EXERCISE INPUTS —
[start]

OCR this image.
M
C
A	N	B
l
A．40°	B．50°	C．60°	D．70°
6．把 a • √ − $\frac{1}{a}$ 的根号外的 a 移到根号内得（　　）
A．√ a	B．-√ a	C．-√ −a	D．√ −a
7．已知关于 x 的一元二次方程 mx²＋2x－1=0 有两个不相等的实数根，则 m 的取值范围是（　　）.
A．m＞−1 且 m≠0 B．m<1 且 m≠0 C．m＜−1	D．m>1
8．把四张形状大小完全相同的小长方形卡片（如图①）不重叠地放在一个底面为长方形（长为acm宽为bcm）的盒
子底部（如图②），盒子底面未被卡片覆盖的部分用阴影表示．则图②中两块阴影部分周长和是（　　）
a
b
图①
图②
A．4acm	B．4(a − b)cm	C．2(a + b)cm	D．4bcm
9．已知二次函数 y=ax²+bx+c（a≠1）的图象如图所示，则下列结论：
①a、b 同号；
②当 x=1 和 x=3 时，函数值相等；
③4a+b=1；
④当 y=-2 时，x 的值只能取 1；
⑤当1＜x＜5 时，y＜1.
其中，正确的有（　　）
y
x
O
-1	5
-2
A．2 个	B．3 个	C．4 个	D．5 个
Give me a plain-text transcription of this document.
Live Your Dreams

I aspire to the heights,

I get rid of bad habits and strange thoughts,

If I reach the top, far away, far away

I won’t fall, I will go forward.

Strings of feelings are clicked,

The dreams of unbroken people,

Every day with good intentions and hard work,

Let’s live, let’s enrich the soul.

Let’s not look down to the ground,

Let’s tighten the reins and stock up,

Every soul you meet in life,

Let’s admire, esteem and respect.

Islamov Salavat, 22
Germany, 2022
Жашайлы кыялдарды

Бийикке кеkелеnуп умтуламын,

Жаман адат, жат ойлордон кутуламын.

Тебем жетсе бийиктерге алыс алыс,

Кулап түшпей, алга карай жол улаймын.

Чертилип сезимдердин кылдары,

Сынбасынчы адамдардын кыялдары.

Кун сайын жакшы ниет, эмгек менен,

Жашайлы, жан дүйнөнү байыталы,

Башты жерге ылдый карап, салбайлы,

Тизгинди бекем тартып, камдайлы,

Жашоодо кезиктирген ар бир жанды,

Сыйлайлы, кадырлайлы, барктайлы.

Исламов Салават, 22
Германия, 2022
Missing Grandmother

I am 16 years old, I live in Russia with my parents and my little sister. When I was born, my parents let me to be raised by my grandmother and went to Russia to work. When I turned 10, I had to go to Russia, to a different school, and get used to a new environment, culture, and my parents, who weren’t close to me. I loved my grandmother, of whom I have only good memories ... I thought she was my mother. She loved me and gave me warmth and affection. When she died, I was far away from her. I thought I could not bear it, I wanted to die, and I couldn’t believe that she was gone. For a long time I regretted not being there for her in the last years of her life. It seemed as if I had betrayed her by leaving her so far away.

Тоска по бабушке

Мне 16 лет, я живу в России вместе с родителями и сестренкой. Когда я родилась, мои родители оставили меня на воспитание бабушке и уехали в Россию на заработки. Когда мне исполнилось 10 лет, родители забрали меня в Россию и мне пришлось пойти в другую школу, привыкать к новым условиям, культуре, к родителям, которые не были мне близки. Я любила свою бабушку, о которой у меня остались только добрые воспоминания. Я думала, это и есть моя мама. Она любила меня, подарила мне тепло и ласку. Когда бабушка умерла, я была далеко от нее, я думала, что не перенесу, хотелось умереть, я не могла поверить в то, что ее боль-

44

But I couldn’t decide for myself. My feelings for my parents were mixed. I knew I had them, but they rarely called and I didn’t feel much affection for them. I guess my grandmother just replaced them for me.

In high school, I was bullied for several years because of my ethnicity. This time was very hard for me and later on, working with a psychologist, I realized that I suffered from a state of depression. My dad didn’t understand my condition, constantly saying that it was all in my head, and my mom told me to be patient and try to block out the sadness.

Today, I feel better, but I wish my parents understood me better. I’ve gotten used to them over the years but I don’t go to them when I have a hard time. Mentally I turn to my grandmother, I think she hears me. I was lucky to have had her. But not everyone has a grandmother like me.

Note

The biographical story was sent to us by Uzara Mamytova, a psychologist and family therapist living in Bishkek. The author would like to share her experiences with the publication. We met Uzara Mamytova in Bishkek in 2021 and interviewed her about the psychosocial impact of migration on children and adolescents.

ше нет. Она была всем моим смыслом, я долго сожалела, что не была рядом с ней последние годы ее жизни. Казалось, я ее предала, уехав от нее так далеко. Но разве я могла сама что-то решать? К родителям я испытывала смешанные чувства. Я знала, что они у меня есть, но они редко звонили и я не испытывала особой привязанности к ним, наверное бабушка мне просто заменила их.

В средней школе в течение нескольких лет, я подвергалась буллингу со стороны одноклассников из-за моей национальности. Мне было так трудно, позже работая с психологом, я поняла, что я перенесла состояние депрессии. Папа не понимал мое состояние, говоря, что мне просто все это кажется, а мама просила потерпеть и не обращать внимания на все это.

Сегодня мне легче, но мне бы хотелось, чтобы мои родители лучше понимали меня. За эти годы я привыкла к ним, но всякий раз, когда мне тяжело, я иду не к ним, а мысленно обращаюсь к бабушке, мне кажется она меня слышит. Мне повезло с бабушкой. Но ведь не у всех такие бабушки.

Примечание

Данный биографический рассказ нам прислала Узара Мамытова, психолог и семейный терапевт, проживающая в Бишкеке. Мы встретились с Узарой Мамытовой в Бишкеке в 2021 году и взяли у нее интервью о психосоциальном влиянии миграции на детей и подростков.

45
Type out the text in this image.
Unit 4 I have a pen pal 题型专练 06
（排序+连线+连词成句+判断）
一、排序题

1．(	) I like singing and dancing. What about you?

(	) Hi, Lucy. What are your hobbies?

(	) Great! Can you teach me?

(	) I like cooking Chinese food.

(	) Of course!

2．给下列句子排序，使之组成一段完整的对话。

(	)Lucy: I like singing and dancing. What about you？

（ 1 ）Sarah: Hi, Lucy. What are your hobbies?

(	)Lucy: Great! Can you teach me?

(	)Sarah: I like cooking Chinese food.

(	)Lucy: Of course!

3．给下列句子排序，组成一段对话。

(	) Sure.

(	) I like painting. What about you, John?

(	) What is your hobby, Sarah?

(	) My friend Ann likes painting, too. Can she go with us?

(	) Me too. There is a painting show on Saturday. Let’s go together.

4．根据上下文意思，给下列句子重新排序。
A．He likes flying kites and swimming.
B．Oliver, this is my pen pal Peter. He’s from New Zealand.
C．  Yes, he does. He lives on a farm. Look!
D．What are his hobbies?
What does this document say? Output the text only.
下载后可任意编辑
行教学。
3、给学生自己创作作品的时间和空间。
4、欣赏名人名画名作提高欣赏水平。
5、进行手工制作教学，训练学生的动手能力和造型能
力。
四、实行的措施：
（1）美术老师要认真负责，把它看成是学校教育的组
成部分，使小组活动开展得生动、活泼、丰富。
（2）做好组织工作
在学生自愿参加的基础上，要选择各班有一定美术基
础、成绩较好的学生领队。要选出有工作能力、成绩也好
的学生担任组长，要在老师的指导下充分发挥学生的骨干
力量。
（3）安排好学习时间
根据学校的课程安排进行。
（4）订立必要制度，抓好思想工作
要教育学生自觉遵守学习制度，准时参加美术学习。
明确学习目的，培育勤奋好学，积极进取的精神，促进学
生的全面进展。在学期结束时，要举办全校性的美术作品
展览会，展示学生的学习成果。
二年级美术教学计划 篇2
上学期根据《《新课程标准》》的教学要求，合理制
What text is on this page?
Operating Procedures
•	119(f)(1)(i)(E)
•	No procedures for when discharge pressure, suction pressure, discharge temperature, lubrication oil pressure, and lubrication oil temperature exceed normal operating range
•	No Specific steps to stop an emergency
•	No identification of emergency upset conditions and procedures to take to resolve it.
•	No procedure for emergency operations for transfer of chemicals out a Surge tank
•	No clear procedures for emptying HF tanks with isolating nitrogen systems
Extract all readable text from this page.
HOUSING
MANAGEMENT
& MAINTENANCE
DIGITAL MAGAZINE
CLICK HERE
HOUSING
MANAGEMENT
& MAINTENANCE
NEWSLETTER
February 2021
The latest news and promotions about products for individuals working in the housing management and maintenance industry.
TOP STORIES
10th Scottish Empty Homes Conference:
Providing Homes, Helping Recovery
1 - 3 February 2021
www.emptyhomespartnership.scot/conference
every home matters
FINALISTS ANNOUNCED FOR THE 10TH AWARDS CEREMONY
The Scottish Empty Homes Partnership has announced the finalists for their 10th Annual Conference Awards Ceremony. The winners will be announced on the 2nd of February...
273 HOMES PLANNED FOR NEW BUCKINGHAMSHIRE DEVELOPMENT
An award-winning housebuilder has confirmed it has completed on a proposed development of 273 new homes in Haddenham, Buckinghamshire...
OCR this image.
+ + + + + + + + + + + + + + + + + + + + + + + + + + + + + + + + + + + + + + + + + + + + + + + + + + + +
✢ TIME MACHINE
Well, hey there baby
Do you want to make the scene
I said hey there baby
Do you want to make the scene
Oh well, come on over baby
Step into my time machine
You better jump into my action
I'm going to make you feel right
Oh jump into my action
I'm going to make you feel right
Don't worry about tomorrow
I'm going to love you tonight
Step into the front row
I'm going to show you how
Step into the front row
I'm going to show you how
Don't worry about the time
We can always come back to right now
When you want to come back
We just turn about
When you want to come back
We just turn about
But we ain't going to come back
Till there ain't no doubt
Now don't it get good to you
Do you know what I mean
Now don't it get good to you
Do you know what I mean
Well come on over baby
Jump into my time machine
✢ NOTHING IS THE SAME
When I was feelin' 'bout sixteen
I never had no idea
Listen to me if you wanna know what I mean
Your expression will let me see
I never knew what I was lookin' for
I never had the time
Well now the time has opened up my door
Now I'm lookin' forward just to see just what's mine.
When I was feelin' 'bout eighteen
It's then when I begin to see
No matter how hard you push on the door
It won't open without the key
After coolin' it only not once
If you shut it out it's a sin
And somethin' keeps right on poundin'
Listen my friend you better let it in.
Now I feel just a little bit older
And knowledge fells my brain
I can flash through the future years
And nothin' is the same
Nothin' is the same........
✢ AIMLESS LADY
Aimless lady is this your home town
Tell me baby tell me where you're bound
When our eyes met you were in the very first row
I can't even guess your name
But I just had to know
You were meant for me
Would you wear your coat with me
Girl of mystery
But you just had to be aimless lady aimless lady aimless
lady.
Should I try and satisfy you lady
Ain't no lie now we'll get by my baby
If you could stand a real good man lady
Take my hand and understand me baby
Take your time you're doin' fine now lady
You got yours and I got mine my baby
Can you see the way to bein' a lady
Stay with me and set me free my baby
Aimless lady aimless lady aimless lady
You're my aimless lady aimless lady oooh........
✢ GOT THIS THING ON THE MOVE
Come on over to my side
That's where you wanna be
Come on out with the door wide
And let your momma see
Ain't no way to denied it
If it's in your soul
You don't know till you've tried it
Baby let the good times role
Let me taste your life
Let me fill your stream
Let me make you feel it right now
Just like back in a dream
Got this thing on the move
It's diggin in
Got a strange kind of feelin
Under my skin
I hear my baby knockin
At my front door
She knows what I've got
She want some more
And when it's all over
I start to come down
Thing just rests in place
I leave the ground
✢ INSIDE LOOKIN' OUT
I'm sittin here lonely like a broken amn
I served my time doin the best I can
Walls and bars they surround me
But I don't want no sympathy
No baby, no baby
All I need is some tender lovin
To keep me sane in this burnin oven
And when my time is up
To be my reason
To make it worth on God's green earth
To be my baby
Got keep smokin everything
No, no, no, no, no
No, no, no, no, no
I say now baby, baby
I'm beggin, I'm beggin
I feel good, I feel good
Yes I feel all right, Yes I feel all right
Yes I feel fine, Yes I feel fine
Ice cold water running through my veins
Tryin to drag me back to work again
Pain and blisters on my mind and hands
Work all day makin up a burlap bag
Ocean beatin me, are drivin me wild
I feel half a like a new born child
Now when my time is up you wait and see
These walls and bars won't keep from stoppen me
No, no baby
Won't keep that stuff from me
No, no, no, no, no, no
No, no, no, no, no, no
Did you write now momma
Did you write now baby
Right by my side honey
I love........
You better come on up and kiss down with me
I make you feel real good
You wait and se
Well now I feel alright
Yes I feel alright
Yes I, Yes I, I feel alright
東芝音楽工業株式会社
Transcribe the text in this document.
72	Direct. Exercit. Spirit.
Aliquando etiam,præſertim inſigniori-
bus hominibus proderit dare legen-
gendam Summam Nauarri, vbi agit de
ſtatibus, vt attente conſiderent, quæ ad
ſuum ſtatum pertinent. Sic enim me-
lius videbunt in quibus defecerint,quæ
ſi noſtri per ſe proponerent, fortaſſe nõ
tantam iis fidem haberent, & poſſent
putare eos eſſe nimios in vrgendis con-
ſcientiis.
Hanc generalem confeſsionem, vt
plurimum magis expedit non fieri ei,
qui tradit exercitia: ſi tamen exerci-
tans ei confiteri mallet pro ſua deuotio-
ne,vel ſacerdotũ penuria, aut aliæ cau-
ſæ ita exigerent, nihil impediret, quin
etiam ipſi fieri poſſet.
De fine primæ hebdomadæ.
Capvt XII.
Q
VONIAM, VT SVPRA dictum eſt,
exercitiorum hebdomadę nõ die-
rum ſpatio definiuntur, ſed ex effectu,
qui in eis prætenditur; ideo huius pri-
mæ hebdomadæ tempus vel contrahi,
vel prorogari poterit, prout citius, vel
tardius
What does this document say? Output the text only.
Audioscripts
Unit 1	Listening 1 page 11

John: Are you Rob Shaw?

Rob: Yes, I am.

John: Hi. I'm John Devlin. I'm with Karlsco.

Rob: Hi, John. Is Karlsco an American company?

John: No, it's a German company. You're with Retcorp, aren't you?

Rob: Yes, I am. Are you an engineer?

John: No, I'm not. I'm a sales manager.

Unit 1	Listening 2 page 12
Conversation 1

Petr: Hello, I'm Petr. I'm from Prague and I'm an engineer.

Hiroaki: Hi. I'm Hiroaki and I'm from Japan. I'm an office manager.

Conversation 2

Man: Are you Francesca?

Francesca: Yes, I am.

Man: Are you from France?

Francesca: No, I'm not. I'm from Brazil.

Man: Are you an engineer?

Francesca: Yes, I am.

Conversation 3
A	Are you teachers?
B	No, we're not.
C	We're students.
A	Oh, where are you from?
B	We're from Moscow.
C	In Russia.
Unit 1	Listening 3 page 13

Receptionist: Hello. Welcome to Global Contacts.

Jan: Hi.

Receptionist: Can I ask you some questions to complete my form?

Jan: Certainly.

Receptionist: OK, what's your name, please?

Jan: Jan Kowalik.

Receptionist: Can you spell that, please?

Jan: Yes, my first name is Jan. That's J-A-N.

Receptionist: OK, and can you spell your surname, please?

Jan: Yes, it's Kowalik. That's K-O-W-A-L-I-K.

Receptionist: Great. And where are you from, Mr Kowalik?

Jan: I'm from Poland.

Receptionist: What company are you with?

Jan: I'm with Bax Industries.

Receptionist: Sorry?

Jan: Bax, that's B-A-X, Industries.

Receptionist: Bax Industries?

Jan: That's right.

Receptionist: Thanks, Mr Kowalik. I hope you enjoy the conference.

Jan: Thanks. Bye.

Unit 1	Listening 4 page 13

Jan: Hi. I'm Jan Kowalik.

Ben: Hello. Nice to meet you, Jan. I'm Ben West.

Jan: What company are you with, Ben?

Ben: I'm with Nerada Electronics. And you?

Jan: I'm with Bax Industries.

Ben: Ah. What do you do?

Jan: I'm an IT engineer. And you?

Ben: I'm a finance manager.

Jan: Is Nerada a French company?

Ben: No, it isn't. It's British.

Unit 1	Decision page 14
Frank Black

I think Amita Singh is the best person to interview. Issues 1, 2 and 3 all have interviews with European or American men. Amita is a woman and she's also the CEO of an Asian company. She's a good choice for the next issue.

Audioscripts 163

[end]

Gather each line from the listing above that holds "into".

OUTPUT FOR THIS TASK —
Step into my time machine
You better jump into my action
Oh jump into my action
Step into the front row
Step into the front row
Jump into my time machine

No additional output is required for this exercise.